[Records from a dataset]
+---+

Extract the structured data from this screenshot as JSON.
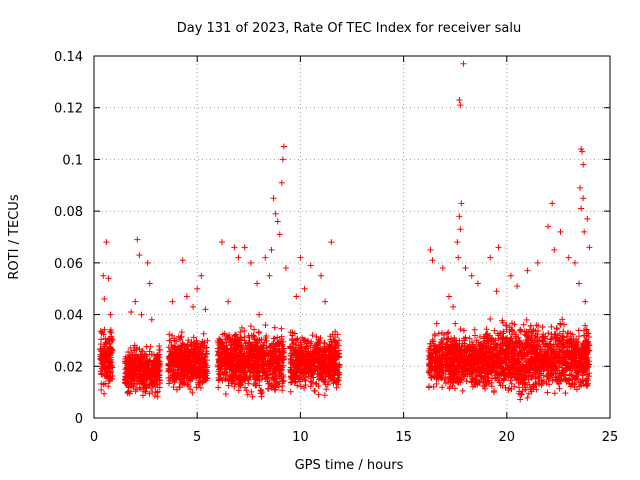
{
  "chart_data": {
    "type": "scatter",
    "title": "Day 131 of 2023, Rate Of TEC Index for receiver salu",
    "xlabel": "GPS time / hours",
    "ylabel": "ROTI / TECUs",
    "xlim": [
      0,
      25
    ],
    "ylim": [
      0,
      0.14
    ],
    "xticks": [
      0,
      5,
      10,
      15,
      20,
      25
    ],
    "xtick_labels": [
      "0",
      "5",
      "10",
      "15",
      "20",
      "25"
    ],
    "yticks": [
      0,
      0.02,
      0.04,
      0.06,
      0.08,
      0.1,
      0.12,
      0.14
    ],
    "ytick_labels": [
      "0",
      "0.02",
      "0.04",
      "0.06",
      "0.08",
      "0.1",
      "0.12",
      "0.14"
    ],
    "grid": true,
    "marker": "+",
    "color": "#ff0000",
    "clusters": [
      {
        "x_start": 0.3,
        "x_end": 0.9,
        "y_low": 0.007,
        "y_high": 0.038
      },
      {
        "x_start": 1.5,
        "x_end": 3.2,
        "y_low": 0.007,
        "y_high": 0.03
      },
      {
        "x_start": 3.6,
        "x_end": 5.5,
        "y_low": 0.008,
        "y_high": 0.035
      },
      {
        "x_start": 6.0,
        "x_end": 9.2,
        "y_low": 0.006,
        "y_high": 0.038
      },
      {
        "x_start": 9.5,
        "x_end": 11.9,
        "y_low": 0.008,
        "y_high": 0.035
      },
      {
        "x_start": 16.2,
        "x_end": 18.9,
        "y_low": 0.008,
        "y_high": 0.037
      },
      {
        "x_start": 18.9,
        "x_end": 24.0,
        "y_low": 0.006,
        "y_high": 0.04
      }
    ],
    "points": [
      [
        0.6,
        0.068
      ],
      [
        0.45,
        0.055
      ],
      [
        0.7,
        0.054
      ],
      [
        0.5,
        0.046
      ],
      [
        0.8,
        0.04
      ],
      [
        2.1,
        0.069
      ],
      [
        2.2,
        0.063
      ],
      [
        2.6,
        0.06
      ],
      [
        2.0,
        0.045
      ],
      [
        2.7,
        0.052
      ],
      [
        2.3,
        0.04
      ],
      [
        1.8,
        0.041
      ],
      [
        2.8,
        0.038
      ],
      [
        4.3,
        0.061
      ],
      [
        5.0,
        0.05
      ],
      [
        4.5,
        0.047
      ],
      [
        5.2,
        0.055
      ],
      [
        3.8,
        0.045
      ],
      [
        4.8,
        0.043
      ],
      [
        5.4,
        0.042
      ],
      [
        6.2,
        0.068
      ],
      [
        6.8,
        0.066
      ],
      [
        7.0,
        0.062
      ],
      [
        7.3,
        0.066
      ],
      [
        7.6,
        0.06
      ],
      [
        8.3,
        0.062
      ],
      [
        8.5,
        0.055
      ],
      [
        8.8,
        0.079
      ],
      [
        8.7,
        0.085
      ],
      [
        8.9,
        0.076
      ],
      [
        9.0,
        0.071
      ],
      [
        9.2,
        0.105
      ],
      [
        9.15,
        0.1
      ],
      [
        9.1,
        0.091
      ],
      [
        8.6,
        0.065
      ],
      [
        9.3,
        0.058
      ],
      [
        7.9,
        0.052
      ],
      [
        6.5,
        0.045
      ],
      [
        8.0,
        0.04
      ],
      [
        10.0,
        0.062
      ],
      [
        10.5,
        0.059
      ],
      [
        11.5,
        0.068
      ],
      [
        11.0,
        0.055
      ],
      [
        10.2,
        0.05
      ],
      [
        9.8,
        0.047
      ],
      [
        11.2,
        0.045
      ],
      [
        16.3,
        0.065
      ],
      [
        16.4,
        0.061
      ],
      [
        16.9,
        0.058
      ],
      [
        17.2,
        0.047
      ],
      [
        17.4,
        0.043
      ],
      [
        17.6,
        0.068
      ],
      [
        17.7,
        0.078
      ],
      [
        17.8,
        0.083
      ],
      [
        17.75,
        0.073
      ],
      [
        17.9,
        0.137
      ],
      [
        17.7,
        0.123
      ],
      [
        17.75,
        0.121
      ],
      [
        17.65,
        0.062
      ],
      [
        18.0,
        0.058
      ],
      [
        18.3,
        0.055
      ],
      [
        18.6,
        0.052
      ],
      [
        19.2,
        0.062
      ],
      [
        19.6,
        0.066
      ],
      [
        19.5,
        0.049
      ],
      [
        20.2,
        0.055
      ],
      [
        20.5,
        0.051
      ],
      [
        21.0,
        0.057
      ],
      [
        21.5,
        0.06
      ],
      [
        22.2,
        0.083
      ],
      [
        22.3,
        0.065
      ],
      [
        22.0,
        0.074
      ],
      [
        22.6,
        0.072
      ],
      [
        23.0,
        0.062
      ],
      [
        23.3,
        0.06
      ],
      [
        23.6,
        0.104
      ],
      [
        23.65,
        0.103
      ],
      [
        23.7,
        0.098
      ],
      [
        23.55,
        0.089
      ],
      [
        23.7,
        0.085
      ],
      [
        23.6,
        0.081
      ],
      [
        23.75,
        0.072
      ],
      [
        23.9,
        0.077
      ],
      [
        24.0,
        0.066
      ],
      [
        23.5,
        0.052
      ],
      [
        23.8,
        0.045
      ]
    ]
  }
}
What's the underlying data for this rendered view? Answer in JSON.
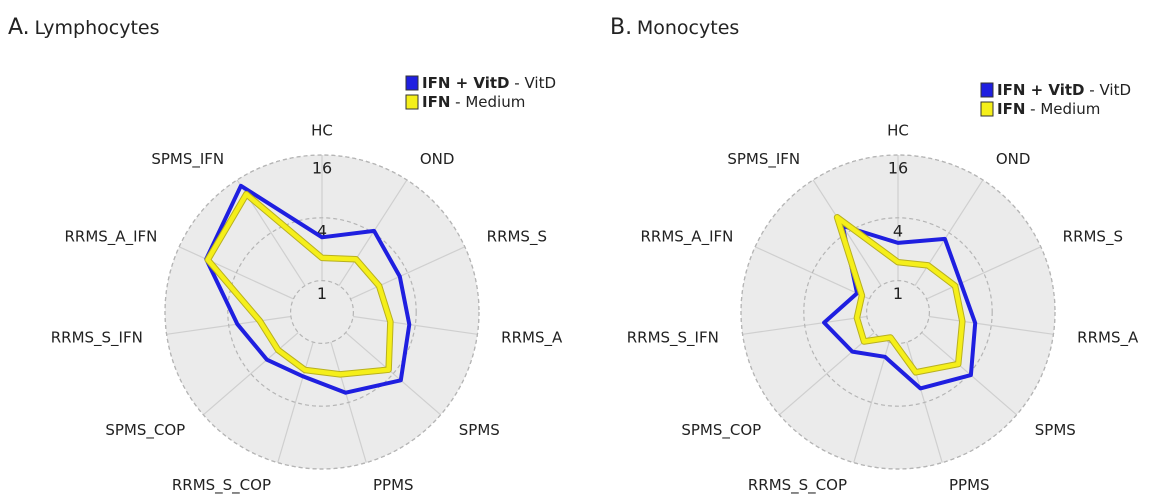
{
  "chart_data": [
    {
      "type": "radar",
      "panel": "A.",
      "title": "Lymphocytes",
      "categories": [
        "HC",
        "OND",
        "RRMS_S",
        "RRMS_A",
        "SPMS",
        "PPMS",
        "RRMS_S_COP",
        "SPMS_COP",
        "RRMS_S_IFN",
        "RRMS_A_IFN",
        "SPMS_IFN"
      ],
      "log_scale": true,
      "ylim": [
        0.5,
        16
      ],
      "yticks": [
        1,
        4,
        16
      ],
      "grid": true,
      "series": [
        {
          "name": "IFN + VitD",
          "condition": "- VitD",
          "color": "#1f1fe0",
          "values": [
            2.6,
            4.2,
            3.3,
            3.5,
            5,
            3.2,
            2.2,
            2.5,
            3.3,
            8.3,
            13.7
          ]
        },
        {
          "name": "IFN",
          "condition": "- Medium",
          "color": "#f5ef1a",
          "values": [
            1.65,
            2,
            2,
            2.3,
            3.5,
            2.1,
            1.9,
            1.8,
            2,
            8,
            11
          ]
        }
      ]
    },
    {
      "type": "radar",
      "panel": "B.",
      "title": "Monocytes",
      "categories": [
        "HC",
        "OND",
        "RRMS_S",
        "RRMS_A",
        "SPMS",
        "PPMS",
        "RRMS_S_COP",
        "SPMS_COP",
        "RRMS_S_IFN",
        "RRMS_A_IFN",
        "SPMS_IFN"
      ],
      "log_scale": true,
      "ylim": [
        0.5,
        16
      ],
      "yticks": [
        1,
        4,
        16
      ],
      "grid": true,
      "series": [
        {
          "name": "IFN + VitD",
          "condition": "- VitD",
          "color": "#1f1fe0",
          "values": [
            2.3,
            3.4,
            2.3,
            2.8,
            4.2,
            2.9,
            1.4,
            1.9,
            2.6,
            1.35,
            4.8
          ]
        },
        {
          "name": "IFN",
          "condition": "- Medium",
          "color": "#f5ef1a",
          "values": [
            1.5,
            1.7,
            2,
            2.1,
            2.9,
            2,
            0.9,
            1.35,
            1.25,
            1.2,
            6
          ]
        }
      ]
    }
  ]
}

+---+

PROBLEM TO WORK ON: Copy each line of the records containing the string "JSON".

OUTPUT OF THE EXERCISE:
Extract the structured data from this screenshot as JSON.
What's the underlying data for this rendered view? Answer in JSON.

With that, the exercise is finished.